**MATERIAL SHOWN:**

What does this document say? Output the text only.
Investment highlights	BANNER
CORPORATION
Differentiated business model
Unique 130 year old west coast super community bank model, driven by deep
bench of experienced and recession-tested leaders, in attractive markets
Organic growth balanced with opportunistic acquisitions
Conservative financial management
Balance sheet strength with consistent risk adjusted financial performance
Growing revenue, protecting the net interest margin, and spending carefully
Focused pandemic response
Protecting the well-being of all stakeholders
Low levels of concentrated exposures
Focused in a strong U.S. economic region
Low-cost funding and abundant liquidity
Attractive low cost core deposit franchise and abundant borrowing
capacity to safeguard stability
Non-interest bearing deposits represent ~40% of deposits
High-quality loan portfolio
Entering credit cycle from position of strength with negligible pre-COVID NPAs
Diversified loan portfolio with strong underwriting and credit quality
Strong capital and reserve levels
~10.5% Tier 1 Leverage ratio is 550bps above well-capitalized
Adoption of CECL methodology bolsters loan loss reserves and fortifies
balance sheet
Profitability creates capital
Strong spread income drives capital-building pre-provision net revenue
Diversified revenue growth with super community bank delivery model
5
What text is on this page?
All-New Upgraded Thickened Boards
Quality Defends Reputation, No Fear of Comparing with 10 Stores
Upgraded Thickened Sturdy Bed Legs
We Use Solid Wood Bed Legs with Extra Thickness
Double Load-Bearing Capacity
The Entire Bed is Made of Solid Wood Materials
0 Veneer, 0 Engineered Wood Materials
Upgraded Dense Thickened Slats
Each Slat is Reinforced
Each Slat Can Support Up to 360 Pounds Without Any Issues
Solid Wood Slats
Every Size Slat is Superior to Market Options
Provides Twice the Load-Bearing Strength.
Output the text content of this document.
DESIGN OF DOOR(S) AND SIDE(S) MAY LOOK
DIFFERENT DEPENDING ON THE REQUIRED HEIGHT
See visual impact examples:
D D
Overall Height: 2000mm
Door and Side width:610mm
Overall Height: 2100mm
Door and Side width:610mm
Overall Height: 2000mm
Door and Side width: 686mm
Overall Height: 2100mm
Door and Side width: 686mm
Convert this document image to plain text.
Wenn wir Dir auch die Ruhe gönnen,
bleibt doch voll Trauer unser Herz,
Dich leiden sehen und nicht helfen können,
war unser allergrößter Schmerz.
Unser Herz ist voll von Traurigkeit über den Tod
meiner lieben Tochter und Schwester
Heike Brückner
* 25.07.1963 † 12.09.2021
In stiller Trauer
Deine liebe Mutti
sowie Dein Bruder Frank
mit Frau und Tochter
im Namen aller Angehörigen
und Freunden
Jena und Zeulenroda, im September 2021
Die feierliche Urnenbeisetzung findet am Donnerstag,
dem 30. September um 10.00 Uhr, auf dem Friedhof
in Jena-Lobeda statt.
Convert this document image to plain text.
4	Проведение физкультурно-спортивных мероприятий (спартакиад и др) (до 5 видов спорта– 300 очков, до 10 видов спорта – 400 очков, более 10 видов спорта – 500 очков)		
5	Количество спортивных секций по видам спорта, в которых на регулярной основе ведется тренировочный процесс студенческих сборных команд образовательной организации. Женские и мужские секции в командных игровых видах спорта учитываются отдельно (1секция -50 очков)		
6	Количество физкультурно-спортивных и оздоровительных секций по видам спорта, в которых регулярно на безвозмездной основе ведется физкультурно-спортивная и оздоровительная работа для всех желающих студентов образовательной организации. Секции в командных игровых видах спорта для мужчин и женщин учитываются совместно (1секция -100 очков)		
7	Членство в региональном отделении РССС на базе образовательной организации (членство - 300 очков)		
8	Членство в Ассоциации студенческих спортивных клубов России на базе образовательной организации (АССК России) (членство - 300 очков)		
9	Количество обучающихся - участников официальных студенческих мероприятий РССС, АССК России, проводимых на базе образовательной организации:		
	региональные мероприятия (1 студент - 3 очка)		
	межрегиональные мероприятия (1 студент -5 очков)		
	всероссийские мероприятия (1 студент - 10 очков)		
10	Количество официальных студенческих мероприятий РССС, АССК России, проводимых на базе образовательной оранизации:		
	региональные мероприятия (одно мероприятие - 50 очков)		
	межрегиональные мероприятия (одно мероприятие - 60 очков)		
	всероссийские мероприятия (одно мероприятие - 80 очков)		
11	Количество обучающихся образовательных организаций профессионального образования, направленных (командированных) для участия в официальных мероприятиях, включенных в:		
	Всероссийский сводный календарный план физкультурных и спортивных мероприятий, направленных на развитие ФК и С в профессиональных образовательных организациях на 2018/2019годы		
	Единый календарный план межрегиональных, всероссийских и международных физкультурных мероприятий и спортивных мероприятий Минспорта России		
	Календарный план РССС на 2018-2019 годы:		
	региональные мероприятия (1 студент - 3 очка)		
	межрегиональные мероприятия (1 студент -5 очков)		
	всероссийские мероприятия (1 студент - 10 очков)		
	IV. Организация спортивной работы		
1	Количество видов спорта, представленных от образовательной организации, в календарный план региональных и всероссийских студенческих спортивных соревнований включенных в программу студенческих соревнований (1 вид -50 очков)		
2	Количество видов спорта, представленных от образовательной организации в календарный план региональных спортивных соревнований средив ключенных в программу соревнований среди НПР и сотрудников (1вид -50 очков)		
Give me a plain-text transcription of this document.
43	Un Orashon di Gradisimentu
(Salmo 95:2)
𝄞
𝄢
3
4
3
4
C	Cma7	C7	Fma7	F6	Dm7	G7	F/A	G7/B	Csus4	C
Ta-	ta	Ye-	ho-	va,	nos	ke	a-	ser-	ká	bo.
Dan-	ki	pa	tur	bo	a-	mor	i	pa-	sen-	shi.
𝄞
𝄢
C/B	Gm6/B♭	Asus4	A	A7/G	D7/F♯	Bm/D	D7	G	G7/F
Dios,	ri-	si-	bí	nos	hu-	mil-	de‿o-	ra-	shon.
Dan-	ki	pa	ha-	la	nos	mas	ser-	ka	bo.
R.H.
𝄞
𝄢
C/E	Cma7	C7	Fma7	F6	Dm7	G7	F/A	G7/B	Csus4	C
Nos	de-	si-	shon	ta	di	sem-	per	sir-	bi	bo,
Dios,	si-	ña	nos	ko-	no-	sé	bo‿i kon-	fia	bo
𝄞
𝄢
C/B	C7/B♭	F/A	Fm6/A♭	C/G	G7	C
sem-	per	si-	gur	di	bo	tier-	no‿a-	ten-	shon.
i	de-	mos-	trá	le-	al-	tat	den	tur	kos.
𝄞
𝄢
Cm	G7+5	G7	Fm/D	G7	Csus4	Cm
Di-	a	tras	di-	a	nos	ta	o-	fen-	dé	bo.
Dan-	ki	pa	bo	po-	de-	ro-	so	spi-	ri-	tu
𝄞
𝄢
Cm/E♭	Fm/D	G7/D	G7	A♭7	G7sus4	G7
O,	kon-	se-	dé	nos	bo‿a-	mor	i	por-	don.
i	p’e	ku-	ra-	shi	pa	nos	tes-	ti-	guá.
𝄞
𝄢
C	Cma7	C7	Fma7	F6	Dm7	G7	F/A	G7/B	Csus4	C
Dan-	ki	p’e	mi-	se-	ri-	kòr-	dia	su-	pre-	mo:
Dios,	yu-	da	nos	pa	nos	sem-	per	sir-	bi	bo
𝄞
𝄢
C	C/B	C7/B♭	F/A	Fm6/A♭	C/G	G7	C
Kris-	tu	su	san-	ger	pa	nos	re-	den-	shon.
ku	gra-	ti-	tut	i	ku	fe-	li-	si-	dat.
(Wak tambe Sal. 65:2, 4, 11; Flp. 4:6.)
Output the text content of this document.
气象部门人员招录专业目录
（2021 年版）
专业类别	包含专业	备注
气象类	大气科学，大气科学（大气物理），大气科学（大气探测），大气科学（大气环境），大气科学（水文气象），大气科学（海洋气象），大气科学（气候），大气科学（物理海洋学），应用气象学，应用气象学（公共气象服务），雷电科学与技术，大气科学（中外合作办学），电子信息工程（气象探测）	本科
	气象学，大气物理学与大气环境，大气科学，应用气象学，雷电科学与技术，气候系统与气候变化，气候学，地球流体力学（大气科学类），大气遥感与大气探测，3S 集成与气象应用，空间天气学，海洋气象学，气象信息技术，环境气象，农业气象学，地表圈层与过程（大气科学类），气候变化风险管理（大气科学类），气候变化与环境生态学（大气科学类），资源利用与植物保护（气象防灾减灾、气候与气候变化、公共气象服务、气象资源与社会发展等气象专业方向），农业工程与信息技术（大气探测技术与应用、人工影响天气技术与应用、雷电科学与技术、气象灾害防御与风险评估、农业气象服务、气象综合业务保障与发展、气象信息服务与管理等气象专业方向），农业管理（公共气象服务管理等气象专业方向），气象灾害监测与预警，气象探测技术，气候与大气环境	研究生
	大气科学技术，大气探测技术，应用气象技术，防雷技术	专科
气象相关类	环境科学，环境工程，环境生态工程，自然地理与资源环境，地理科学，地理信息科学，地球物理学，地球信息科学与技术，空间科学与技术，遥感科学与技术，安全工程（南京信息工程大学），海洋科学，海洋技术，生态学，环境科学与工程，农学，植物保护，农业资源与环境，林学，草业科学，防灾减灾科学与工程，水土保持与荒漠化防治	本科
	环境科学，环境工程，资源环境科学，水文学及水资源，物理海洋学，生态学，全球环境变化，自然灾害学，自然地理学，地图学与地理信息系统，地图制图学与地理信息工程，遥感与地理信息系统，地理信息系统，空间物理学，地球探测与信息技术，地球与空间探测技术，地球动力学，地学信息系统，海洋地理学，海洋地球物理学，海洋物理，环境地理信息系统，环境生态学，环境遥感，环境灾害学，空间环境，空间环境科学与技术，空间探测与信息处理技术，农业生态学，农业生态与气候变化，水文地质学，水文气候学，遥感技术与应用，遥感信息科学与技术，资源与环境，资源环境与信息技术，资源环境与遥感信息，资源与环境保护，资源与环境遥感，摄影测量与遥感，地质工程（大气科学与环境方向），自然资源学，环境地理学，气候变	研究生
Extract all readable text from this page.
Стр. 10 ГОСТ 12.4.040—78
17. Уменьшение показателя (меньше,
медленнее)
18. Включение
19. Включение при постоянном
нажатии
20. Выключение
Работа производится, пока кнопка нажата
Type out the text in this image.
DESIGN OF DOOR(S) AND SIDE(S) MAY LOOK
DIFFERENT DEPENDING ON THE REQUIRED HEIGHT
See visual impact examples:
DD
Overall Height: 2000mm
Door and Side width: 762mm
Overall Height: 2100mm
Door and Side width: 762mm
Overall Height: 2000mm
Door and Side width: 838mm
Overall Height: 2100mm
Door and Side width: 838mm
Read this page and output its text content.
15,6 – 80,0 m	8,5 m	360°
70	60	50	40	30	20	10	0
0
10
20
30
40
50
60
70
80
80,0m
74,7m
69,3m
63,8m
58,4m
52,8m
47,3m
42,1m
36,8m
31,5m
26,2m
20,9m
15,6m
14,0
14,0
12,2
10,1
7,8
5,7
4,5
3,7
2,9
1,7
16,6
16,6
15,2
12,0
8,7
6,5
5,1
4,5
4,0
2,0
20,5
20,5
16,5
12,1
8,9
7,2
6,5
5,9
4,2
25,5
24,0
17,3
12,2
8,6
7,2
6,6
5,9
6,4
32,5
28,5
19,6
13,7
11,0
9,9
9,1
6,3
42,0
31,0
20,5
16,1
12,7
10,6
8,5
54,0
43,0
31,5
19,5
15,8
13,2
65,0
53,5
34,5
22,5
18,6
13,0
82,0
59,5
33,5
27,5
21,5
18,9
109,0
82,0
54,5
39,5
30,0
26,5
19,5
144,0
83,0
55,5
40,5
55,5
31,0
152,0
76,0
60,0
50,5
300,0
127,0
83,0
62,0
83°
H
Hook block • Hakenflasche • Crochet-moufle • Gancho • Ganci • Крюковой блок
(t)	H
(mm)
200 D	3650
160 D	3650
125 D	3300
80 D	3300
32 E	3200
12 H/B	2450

**AIM OF THE TASK:** Your task is to pick out every line with the string "Jena" and copy it.

**ANSWER TO THE PROBLEM:**
Jena und Zeulenroda, im September 2021
in Jena-Lobeda statt.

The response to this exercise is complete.